Objective:
Please copy out every line of the material below, character for character and in the same order.

Input for this task:
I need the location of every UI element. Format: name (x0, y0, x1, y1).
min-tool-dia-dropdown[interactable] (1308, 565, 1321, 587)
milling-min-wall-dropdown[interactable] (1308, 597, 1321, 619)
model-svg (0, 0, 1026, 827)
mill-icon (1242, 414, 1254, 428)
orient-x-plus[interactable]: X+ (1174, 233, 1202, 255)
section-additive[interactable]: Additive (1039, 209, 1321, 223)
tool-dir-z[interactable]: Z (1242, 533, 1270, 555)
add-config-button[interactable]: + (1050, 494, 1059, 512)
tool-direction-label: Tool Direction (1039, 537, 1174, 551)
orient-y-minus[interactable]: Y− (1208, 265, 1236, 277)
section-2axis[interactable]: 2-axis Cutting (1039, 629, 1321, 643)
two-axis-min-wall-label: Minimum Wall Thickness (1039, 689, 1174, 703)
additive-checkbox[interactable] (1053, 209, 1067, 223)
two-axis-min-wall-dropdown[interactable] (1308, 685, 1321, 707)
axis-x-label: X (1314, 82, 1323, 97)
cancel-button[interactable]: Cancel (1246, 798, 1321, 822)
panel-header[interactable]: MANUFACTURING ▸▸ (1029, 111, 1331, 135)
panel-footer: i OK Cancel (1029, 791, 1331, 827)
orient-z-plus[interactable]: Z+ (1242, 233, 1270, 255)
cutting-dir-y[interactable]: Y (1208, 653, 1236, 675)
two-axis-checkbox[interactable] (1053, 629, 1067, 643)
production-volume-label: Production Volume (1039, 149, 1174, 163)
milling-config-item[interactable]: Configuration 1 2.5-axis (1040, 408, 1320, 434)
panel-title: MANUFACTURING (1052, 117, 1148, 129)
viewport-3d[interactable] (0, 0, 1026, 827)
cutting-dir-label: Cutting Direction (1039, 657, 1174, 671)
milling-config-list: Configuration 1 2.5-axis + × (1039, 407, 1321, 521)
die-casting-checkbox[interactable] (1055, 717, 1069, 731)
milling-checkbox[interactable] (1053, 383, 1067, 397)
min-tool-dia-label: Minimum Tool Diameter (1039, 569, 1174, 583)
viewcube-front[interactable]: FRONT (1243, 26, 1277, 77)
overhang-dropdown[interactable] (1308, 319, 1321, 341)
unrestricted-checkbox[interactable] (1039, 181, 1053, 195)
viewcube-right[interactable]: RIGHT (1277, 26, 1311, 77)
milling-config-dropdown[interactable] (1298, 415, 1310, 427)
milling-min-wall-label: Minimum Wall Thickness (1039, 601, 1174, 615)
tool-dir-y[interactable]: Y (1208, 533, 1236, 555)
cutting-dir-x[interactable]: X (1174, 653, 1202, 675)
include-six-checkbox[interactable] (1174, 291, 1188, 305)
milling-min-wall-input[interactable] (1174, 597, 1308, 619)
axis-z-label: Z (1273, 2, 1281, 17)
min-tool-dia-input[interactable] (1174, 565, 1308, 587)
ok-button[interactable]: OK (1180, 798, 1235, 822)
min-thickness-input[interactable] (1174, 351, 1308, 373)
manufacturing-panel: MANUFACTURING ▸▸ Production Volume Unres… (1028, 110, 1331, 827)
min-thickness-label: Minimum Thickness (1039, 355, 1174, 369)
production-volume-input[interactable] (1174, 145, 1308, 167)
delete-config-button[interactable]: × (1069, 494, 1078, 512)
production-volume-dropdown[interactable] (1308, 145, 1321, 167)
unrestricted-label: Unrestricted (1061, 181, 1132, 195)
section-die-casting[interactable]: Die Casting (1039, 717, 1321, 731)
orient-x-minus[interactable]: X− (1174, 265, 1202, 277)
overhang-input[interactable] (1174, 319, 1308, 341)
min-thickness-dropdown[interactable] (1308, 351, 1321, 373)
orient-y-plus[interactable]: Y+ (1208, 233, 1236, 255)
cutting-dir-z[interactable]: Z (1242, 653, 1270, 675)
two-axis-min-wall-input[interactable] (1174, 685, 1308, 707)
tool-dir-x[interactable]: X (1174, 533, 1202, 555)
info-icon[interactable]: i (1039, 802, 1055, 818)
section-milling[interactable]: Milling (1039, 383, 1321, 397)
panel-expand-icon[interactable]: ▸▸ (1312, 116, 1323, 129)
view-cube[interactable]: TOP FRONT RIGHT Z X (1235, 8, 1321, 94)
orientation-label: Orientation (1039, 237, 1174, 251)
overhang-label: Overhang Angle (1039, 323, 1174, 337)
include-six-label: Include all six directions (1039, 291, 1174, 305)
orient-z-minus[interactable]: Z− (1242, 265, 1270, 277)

Full solution:
I need the location of every UI element. Format: name (x0, y0, x1, y1).
min-tool-dia-dropdown[interactable] (1308, 565, 1321, 587)
milling-min-wall-dropdown[interactable] (1308, 597, 1321, 619)
model-svg (0, 0, 1026, 827)
mill-icon (1242, 414, 1254, 428)
orient-x-plus[interactable]: X+ (1174, 233, 1202, 255)
section-additive[interactable]: Additive (1039, 209, 1321, 223)
tool-dir-z[interactable]: Z (1242, 533, 1270, 555)
add-config-button[interactable]: + (1050, 494, 1059, 512)
tool-direction-label: Tool Direction (1039, 537, 1174, 551)
orient-y-minus[interactable]: Y− (1208, 265, 1236, 277)
section-2axis[interactable]: 2-axis Cutting (1039, 629, 1321, 643)
two-axis-min-wall-label: Minimum Wall Thickness (1039, 689, 1174, 703)
additive-checkbox[interactable] (1053, 209, 1067, 223)
two-axis-min-wall-dropdown[interactable] (1308, 685, 1321, 707)
axis-x-label: X (1314, 82, 1323, 97)
cancel-button[interactable]: Cancel (1246, 798, 1321, 822)
panel-header[interactable]: MANUFACTURING ▸▸ (1029, 111, 1331, 135)
panel-footer: i OK Cancel (1029, 791, 1331, 827)
orient-z-plus[interactable]: Z+ (1242, 233, 1270, 255)
cutting-dir-y[interactable]: Y (1208, 653, 1236, 675)
two-axis-checkbox[interactable] (1053, 629, 1067, 643)
production-volume-label: Production Volume (1039, 149, 1174, 163)
milling-config-item[interactable]: Configuration 1 2.5-axis (1040, 408, 1320, 434)
panel-title: MANUFACTURING (1052, 117, 1148, 129)
viewport-3d[interactable] (0, 0, 1026, 827)
cutting-dir-label: Cutting Direction (1039, 657, 1174, 671)
milling-config-list: Configuration 1 2.5-axis + × (1039, 407, 1321, 521)
die-casting-checkbox[interactable] (1055, 717, 1069, 731)
milling-checkbox[interactable] (1053, 383, 1067, 397)
min-tool-dia-label: Minimum Tool Diameter (1039, 569, 1174, 583)
viewcube-front[interactable]: FRONT (1243, 26, 1277, 77)
overhang-dropdown[interactable] (1308, 319, 1321, 341)
unrestricted-checkbox[interactable] (1039, 181, 1053, 195)
viewcube-right[interactable]: RIGHT (1277, 26, 1311, 77)
milling-config-dropdown[interactable] (1298, 415, 1310, 427)
milling-min-wall-label: Minimum Wall Thickness (1039, 601, 1174, 615)
tool-dir-y[interactable]: Y (1208, 533, 1236, 555)
cutting-dir-x[interactable]: X (1174, 653, 1202, 675)
include-six-checkbox[interactable] (1174, 291, 1188, 305)
milling-min-wall-input[interactable] (1174, 597, 1308, 619)
axis-z-label: Z (1273, 2, 1281, 17)
min-tool-dia-input[interactable] (1174, 565, 1308, 587)
ok-button[interactable]: OK (1180, 798, 1235, 822)
min-thickness-input[interactable] (1174, 351, 1308, 373)
manufacturing-panel: MANUFACTURING ▸▸ Production Volume Unres… (1028, 110, 1331, 827)
min-thickness-label: Minimum Thickness (1039, 355, 1174, 369)
production-volume-input[interactable] (1174, 145, 1308, 167)
delete-config-button[interactable]: × (1069, 494, 1078, 512)
production-volume-dropdown[interactable] (1308, 145, 1321, 167)
unrestricted-label: Unrestricted (1061, 181, 1132, 195)
section-die-casting[interactable]: Die Casting (1039, 717, 1321, 731)
orient-x-minus[interactable]: X− (1174, 265, 1202, 277)
overhang-input[interactable] (1174, 319, 1308, 341)
min-thickness-dropdown[interactable] (1308, 351, 1321, 373)
orient-y-plus[interactable]: Y+ (1208, 233, 1236, 255)
cutting-dir-z[interactable]: Z (1242, 653, 1270, 675)
two-axis-min-wall-input[interactable] (1174, 685, 1308, 707)
tool-dir-x[interactable]: X (1174, 533, 1202, 555)
info-icon[interactable]: i (1039, 802, 1055, 818)
section-milling[interactable]: Milling (1039, 383, 1321, 397)
panel-expand-icon[interactable]: ▸▸ (1312, 116, 1323, 129)
view-cube[interactable]: TOP FRONT RIGHT Z X (1235, 8, 1321, 94)
orientation-label: Orientation (1039, 237, 1174, 251)
overhang-label: Overhang Angle (1039, 323, 1174, 337)
include-six-label: Include all six directions (1039, 291, 1174, 305)
orient-z-minus[interactable]: Z− (1242, 265, 1270, 277)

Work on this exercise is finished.